▶ [PASSAGE FOR REVIEW]
····················

I'm not sure if the size increase can affect the Lambda limits.
So to sum up this issue: there are a lot of unknowns. If you manage to test it and check that it works in all scenarios, that sure sounds good ^^ If you try to use mb_detect_encoding
it could be good also to make sure it doesn't add too much overhead in response time.
I can think of a way that does not introduce an overhead to the current way.
php > var_dump(json_encode(base64_decode('R0lGODlhAQABAIAAAAAAAP///yH5BAEAAAAALAAAAAABAAEAAAIBRAA7')));
bool(false)
php > var_dump(json_last_error_msg());
string(56) "Malformed UTF-8 characters, possibly incorrectly encoded"
php > var_dump(json_last_error());
int(5)
So just trying to encode the response, like normal, and then checking for json_last_error() === JSON_ERROR_UTF8
would tell that this was an UTF-8 error. I could then try again with base64. At that point, the request would have already failed with a server error. Doing the additional try for binary can only improve things. If the json encoded fine, then the response is fine too.
Ohh I love that idea! That is really great!

····················

▶ [DATA SHOWN]
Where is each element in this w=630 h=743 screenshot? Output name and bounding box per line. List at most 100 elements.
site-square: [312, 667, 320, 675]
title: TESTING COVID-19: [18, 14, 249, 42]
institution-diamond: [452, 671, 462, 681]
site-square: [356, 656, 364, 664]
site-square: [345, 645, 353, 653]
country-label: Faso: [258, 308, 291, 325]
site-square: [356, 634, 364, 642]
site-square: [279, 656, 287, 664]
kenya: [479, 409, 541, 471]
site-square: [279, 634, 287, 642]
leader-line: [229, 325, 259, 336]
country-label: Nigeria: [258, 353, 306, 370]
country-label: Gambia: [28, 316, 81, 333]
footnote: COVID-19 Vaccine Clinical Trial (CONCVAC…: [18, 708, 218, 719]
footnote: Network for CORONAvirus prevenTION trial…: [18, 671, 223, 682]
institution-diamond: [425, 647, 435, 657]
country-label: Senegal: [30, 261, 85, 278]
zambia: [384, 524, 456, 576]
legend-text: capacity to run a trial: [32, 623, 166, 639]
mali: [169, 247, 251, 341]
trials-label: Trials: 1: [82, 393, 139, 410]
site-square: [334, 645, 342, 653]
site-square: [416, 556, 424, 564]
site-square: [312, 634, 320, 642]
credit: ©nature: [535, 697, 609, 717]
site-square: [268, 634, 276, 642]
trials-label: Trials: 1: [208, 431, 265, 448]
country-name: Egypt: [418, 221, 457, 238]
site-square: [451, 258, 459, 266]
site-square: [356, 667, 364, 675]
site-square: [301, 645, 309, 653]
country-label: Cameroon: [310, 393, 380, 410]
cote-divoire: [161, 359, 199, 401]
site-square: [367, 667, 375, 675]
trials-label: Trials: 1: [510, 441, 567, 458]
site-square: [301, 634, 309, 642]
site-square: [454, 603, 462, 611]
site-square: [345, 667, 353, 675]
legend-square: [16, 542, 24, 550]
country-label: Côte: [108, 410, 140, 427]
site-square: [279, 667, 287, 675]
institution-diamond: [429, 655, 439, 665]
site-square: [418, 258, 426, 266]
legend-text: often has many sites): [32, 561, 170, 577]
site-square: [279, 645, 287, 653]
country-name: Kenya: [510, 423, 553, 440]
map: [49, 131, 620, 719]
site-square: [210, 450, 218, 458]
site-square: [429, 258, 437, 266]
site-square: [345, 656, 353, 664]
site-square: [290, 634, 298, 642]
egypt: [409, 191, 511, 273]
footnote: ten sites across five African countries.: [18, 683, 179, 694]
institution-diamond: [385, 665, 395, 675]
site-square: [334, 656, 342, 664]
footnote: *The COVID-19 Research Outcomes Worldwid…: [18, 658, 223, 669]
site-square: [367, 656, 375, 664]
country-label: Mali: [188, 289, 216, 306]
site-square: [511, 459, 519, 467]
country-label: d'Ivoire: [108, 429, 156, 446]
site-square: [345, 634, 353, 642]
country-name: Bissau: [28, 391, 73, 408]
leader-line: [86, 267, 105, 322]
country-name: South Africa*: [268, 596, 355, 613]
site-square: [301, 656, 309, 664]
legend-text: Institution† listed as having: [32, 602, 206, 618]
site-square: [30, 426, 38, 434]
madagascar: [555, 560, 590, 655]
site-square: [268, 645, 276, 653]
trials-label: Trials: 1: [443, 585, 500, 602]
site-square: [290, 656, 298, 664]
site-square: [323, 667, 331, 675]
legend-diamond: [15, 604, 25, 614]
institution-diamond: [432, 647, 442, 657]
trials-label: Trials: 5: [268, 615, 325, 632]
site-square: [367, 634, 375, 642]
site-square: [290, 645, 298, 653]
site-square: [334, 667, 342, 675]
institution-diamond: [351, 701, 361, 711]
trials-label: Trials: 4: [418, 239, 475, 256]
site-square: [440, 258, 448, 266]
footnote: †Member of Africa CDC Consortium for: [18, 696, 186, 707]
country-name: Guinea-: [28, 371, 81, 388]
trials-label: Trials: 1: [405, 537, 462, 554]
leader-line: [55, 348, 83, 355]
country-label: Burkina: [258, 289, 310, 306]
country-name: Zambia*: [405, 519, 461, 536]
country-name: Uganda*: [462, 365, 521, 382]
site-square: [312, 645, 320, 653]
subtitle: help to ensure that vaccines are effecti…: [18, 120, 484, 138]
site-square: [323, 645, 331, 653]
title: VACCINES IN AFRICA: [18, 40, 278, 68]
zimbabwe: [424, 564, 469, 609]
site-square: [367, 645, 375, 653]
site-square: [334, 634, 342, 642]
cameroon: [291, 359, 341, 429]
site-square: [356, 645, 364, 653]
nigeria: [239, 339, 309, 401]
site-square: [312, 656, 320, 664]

····················

▶ [REQUIREMENT 1]
Return, word for word, the part of the JSON encoding discussion that opens with the words containing "I'm not sure" and closes with "bool(false)".
▶ [REQUIREMENT 2]
In the JSON encoding discussion, what value does json_last_error() return after the failed encoding attempt?
▶ [REQUIREMENT 3]
Extend the JSON encoding discussion from the point where it stops.

▶ [EXERCISE ANSWER 1]
I'm not sure if the size increase can affect the Lambda limits.
So to sum up this issue: there are a lot of unknowns. If you manage to test it and check that it works in all scenarios, that sure sounds good ^^ If you try to use mb_detect_encoding
it could be good also to make sure it doesn't add too much overhead in response time.
I can think of a way that does not introduce an overhead to the current way.
php > var_dump(json_encode(base64_decode('R0lGODlhAQABAIAAAAAAAP///yH5BAEAAAAALAAAAAABAAEAAAIBRAA7')));
bool(false)

▶ [EXERCISE ANSWER 2]
It returns int(5).

▶ [EXERCISE ANSWER 3]
So what happens when you configure binaryMediaTypes: '*/*'
but in the response, set isBase64Encoded
to false
?
My expectations would be that you would only need the isBase64Encoded
on the response, and API Gateway will use that to determine wether it should decode or not.
If that is indeed the case, why not leave the encoding up to the user? For example, set a header on the response (as a flag) to let our event handler know it should encode before returning.
That json_last_error_msg
trick will also work nicely, but it feels odd to waste cpu cycles on every request just to check wether something should be encoded or not.
Edit: verified and if you set binaryMediaTypes
to */*
and you return a response with isBase64Encoded: false
, it all still works. API Gateway actually only uses isBase64Encoded
and doesn't even support the binaryMediaTypes
anymore.
@georgeboot did you verify with the http api or the rest api? Because the binaryMediaTypes option only exists for the rest api. The http api only uses the isBase64Encoded
in the response, as the other option doesn't even exist for it.
The point of the json_last_error() === JSON_ERROR_UTF8
trick is to not waste cpu cycles as the json encode has to check in any case. My idea was to encode it, just like now, and then check for that specific error and reencode with base64 only if the plain encode failed. Any plain response would not be affected. This does waste cpu cycles if you only deliver binary responses, true. But it would be the compromise of "it just works" and "it can't break existing rest api users implementations".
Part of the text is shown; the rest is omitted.